WRITTEN TASK: Return every one of the following lines verbatim, with no changes.

....

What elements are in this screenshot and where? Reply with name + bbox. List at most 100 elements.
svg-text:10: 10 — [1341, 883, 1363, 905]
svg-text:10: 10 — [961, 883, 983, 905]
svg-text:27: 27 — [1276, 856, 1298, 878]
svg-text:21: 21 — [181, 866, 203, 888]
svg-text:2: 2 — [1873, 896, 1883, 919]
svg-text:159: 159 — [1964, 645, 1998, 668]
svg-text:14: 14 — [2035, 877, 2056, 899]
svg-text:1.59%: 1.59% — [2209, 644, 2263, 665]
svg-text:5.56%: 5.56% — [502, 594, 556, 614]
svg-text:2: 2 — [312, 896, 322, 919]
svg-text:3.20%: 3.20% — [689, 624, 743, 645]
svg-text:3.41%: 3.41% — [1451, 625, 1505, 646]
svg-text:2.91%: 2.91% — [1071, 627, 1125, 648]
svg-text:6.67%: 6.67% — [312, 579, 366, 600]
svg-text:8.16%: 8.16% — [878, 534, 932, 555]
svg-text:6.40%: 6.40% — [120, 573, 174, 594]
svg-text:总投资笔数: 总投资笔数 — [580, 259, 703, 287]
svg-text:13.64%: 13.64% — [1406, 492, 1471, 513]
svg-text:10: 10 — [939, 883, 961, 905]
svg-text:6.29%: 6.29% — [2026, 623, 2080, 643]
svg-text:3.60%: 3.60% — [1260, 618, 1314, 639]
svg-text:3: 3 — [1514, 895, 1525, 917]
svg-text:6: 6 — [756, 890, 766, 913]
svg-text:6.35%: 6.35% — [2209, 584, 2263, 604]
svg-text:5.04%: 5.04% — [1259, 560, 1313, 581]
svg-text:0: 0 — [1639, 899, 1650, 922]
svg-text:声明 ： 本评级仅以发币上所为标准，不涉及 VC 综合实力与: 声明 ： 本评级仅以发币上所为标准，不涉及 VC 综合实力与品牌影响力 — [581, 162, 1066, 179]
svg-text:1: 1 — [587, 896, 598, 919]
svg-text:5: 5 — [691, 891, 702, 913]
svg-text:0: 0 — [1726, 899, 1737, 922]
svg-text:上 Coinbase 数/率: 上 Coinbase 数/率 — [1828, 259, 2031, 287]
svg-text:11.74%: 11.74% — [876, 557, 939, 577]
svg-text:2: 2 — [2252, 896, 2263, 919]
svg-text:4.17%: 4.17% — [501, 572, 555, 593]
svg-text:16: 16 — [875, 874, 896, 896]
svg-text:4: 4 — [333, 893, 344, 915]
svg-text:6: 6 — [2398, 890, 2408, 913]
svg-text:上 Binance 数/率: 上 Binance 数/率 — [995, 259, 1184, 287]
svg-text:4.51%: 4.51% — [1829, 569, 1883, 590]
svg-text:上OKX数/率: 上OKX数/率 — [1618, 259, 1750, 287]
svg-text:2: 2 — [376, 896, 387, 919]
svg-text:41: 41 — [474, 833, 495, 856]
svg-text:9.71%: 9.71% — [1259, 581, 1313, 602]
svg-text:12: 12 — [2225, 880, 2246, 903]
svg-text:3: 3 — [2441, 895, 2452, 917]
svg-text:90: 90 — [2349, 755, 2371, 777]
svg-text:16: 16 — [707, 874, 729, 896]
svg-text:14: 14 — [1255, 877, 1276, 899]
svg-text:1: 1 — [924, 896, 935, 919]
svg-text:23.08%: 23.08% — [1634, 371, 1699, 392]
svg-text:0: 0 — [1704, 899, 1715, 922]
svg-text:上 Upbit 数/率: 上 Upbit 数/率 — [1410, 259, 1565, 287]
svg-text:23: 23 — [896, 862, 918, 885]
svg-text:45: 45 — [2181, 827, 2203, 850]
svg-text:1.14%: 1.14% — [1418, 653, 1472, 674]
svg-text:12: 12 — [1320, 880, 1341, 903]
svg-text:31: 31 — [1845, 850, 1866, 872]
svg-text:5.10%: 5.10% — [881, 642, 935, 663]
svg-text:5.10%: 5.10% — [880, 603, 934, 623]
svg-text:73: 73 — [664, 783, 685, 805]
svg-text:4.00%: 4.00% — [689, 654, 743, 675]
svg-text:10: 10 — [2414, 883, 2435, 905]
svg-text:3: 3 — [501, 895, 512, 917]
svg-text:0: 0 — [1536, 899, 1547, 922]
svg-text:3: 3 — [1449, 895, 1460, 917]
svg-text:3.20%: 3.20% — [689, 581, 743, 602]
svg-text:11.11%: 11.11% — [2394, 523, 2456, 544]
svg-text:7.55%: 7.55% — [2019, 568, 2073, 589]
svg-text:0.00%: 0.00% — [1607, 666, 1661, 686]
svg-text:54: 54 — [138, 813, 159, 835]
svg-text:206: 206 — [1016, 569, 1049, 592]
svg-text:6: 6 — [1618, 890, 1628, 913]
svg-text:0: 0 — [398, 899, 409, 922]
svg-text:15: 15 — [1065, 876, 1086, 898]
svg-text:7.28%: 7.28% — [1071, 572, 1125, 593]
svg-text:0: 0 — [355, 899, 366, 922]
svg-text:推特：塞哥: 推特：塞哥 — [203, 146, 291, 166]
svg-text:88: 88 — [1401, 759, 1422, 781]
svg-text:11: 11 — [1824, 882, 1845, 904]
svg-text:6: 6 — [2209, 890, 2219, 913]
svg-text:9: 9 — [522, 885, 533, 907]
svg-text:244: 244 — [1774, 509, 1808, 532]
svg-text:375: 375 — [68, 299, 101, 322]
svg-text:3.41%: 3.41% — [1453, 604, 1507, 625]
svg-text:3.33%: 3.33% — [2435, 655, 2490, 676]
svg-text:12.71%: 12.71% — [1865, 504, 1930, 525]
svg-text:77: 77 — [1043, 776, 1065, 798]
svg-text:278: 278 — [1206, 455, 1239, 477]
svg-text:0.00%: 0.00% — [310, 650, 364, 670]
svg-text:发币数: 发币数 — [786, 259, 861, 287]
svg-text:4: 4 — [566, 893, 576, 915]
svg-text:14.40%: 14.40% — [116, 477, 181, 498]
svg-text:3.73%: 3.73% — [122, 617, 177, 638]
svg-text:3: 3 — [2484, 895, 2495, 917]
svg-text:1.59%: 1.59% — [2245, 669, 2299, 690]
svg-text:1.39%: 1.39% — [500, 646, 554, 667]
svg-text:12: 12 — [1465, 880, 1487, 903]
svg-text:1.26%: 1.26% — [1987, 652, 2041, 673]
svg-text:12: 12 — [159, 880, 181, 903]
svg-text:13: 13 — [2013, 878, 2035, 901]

....

OUTPUT OF THE TASK:
What elements are in this screenshot and where? Reply with name + bbox. List at most 100 elements.
svg-text:10: 10 — [1341, 883, 1363, 905]
svg-text:10: 10 — [961, 883, 983, 905]
svg-text:27: 27 — [1276, 856, 1298, 878]
svg-text:21: 21 — [181, 866, 203, 888]
svg-text:2: 2 — [1873, 896, 1883, 919]
svg-text:159: 159 — [1964, 645, 1998, 668]
svg-text:14: 14 — [2035, 877, 2056, 899]
svg-text:1.59%: 1.59% — [2209, 644, 2263, 665]
svg-text:5.56%: 5.56% — [502, 594, 556, 614]
svg-text:2: 2 — [312, 896, 322, 919]
svg-text:3.20%: 3.20% — [689, 624, 743, 645]
svg-text:3.41%: 3.41% — [1451, 625, 1505, 646]
svg-text:2.91%: 2.91% — [1071, 627, 1125, 648]
svg-text:6.67%: 6.67% — [312, 579, 366, 600]
svg-text:8.16%: 8.16% — [878, 534, 932, 555]
svg-text:6.40%: 6.40% — [120, 573, 174, 594]
svg-text:总投资笔数: 总投资笔数 — [580, 259, 703, 287]
svg-text:13.64%: 13.64% — [1406, 492, 1471, 513]
svg-text:10: 10 — [939, 883, 961, 905]
svg-text:6.29%: 6.29% — [2026, 623, 2080, 643]
svg-text:3.60%: 3.60% — [1260, 618, 1314, 639]
svg-text:3: 3 — [1514, 895, 1525, 917]
svg-text:6: 6 — [756, 890, 766, 913]
svg-text:6.35%: 6.35% — [2209, 584, 2263, 604]
svg-text:5.04%: 5.04% — [1259, 560, 1313, 581]
svg-text:0: 0 — [1639, 899, 1650, 922]
svg-text:声明 ： 本评级仅以发币上所为标准，不涉及 VC 综合实力与: 声明 ： 本评级仅以发币上所为标准，不涉及 VC 综合实力与品牌影响力 — [581, 162, 1066, 179]
svg-text:1: 1 — [587, 896, 598, 919]
svg-text:5: 5 — [691, 891, 702, 913]
svg-text:0: 0 — [1726, 899, 1737, 922]
svg-text:上 Coinbase 数/率: 上 Coinbase 数/率 — [1828, 259, 2031, 287]
svg-text:11.74%: 11.74% — [876, 557, 939, 577]
svg-text:2: 2 — [2252, 896, 2263, 919]
svg-text:4.17%: 4.17% — [501, 572, 555, 593]
svg-text:16: 16 — [875, 874, 896, 896]
svg-text:4: 4 — [333, 893, 344, 915]
svg-text:6: 6 — [2398, 890, 2408, 913]
svg-text:上 Binance 数/率: 上 Binance 数/率 — [995, 259, 1184, 287]
svg-text:4.51%: 4.51% — [1829, 569, 1883, 590]
svg-text:上OKX数/率: 上OKX数/率 — [1618, 259, 1750, 287]
svg-text:2: 2 — [376, 896, 387, 919]
svg-text:41: 41 — [474, 833, 495, 856]
svg-text:9.71%: 9.71% — [1259, 581, 1313, 602]
svg-text:12: 12 — [2225, 880, 2246, 903]
svg-text:3: 3 — [2441, 895, 2452, 917]
svg-text:90: 90 — [2349, 755, 2371, 777]
svg-text:16: 16 — [707, 874, 729, 896]
svg-text:14: 14 — [1255, 877, 1276, 899]
svg-text:1: 1 — [924, 896, 935, 919]
svg-text:23.08%: 23.08% — [1634, 371, 1699, 392]
svg-text:0: 0 — [1704, 899, 1715, 922]
svg-text:上 Upbit 数/率: 上 Upbit 数/率 — [1410, 259, 1565, 287]
svg-text:23: 23 — [896, 862, 918, 885]
svg-text:45: 45 — [2181, 827, 2203, 850]
svg-text:1.14%: 1.14% — [1418, 653, 1472, 674]
svg-text:12: 12 — [1320, 880, 1341, 903]
svg-text:31: 31 — [1845, 850, 1866, 872]
svg-text:5.10%: 5.10% — [881, 642, 935, 663]
svg-text:5.10%: 5.10% — [880, 603, 934, 623]
svg-text:73: 73 — [664, 783, 685, 805]
svg-text:4.00%: 4.00% — [689, 654, 743, 675]
svg-text:10: 10 — [2414, 883, 2435, 905]
svg-text:3: 3 — [501, 895, 512, 917]
svg-text:0: 0 — [1536, 899, 1547, 922]
svg-text:3: 3 — [1449, 895, 1460, 917]
svg-text:3.20%: 3.20% — [689, 581, 743, 602]
svg-text:11.11%: 11.11% — [2394, 523, 2456, 544]
svg-text:7.55%: 7.55% — [2019, 568, 2073, 589]
svg-text:0.00%: 0.00% — [1607, 666, 1661, 686]
svg-text:54: 54 — [138, 813, 159, 835]
svg-text:206: 206 — [1016, 569, 1049, 592]
svg-text:6: 6 — [1618, 890, 1628, 913]
svg-text:0: 0 — [398, 899, 409, 922]
svg-text:15: 15 — [1065, 876, 1086, 898]
svg-text:7.28%: 7.28% — [1071, 572, 1125, 593]
svg-text:0: 0 — [355, 899, 366, 922]
svg-text:推特：塞哥: 推特：塞哥 — [203, 146, 291, 166]
svg-text:88: 88 — [1401, 759, 1422, 781]
svg-text:11: 11 — [1824, 882, 1845, 904]
svg-text:6: 6 — [2209, 890, 2219, 913]
svg-text:9: 9 — [522, 885, 533, 907]
svg-text:244: 244 — [1774, 509, 1808, 532]
svg-text:375: 375 — [68, 299, 101, 322]
svg-text:3.41%: 3.41% — [1453, 604, 1507, 625]
svg-text:3.33%: 3.33% — [2435, 655, 2490, 676]
svg-text:12.71%: 12.71% — [1865, 504, 1930, 525]
svg-text:77: 77 — [1043, 776, 1065, 798]
svg-text:278: 278 — [1206, 455, 1239, 477]
svg-text:0.00%: 0.00% — [310, 650, 364, 670]
svg-text:发币数: 发币数 — [786, 259, 861, 287]
svg-text:4: 4 — [566, 893, 576, 915]
svg-text:14.40%: 14.40% — [116, 477, 181, 498]
svg-text:3.73%: 3.73% — [122, 617, 177, 638]
svg-text:3: 3 — [2484, 895, 2495, 917]
svg-text:1.59%: 1.59% — [2245, 669, 2299, 690]
svg-text:1.39%: 1.39% — [500, 646, 554, 667]
svg-text:12: 12 — [1465, 880, 1487, 903]
svg-text:1.26%: 1.26% — [1987, 652, 2041, 673]
svg-text:12: 12 — [159, 880, 181, 903]
svg-text:13: 13 — [2013, 878, 2035, 901]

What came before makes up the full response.